───── Extracted information ─────
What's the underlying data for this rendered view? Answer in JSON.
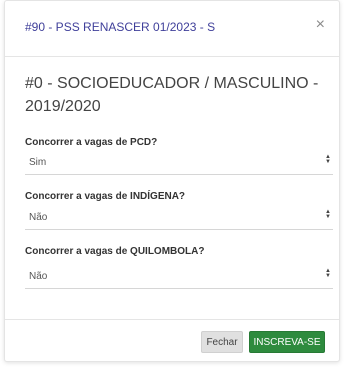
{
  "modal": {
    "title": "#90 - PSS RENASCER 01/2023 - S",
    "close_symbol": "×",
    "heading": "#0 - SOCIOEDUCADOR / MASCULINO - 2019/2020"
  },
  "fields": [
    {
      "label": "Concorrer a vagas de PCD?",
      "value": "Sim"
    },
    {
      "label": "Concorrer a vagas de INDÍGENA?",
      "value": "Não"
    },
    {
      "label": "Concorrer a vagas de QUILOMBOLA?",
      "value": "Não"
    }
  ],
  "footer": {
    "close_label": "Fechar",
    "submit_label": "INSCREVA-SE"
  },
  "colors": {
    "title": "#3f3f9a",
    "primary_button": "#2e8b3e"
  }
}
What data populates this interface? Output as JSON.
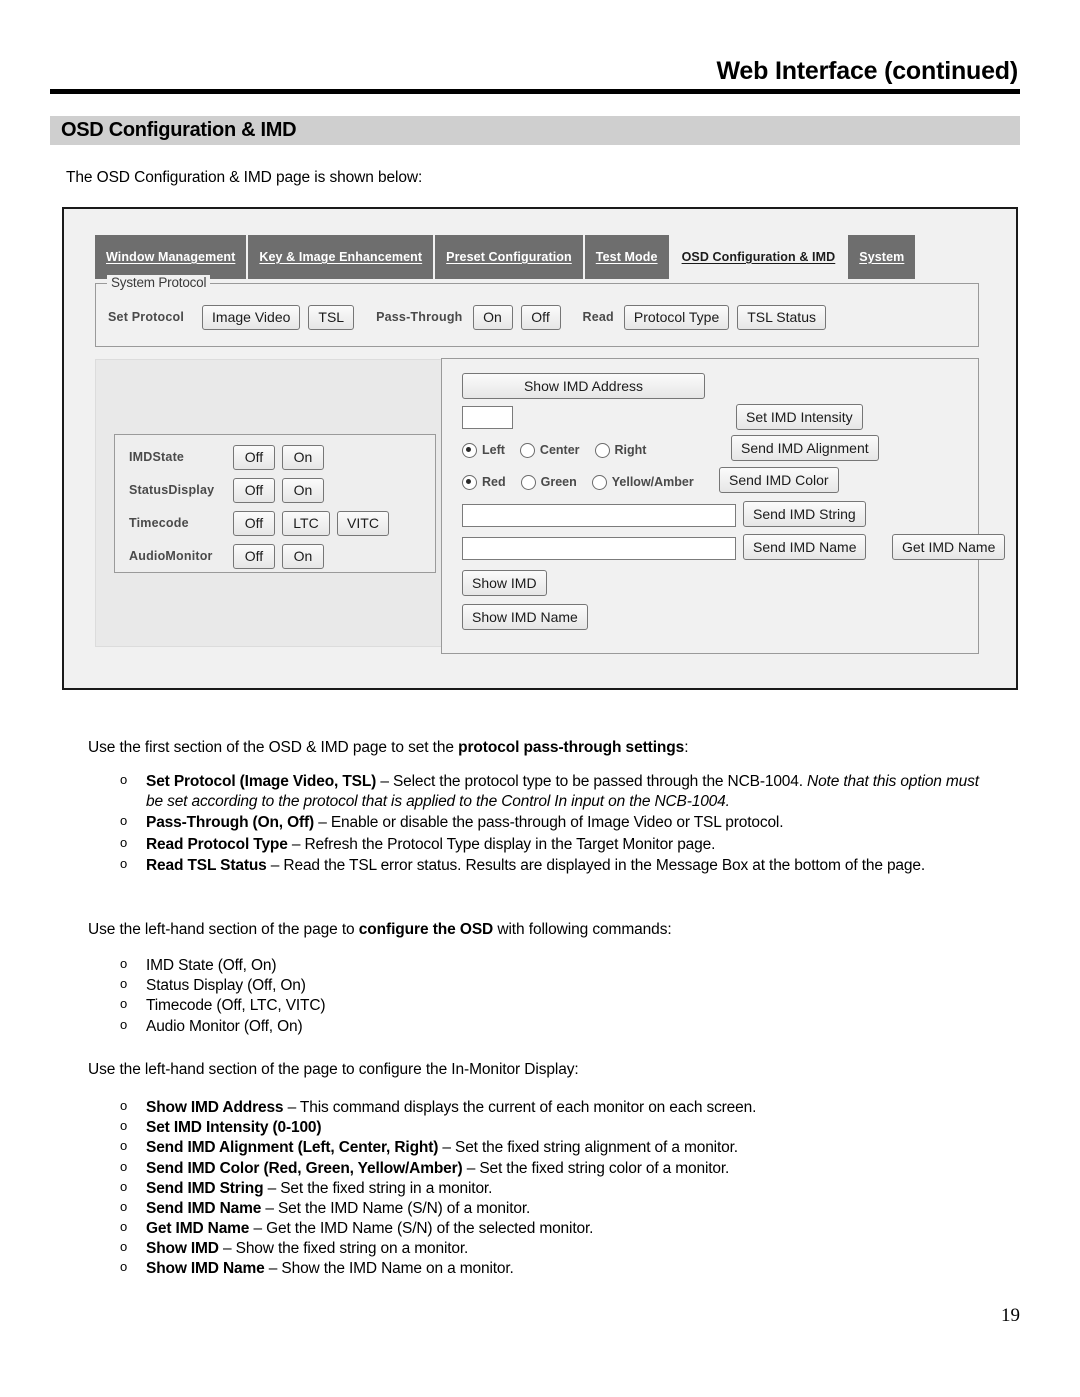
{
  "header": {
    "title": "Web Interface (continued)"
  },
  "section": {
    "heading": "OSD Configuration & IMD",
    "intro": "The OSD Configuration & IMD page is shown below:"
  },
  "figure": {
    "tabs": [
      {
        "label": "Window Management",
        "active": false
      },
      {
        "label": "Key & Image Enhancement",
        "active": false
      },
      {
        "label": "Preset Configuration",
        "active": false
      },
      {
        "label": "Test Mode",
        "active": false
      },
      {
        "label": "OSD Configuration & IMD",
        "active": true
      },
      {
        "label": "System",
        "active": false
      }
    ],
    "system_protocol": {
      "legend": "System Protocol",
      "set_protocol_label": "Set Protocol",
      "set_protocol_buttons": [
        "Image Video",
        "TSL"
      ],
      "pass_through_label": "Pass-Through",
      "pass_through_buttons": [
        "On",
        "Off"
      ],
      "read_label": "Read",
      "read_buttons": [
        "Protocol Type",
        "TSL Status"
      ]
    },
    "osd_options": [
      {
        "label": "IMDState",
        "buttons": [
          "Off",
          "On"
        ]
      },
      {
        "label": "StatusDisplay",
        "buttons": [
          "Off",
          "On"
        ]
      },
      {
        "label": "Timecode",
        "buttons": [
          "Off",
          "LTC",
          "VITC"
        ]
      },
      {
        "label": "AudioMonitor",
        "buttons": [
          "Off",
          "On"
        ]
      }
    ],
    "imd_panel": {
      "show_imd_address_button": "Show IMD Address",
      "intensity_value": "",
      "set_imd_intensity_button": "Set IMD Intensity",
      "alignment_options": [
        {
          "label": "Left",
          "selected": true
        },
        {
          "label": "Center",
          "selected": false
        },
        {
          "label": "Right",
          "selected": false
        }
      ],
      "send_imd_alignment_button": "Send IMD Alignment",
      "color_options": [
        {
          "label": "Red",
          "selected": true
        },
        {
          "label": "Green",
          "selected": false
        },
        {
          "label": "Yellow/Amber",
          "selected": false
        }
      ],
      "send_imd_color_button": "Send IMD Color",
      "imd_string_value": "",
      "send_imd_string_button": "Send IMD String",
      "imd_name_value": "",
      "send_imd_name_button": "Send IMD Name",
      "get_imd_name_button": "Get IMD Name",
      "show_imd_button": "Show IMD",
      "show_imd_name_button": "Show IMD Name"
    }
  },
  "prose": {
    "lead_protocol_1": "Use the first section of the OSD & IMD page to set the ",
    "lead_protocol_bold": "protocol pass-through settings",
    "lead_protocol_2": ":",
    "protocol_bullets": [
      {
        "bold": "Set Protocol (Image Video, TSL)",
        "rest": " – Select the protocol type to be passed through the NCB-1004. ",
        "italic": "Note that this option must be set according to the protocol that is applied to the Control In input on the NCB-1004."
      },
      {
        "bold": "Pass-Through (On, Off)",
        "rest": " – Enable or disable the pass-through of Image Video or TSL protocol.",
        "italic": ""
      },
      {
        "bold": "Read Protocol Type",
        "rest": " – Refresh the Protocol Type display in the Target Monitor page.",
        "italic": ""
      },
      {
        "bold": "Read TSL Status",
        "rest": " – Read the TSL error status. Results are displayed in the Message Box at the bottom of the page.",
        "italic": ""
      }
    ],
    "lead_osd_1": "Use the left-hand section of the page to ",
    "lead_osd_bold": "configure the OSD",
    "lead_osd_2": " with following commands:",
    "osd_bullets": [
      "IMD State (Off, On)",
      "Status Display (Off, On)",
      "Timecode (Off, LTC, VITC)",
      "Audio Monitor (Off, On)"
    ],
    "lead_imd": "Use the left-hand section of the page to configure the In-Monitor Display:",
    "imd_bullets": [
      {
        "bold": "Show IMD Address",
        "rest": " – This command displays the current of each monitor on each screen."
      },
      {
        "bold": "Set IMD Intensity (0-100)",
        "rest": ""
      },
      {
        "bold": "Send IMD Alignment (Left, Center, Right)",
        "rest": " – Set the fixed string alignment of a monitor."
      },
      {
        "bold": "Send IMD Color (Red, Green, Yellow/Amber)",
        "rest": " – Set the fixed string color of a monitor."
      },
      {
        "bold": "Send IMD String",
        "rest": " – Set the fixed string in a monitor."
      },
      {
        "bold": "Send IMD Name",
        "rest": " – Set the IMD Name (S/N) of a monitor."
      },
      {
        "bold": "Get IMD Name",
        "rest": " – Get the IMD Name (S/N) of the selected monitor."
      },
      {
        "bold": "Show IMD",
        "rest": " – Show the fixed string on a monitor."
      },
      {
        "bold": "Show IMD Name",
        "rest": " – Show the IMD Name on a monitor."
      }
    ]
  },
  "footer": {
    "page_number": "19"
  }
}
─────
▶ **What is required**: Going through the entries above, report how many lines include the string "Send". The number alone is the answer.

▶ **Full response**: 8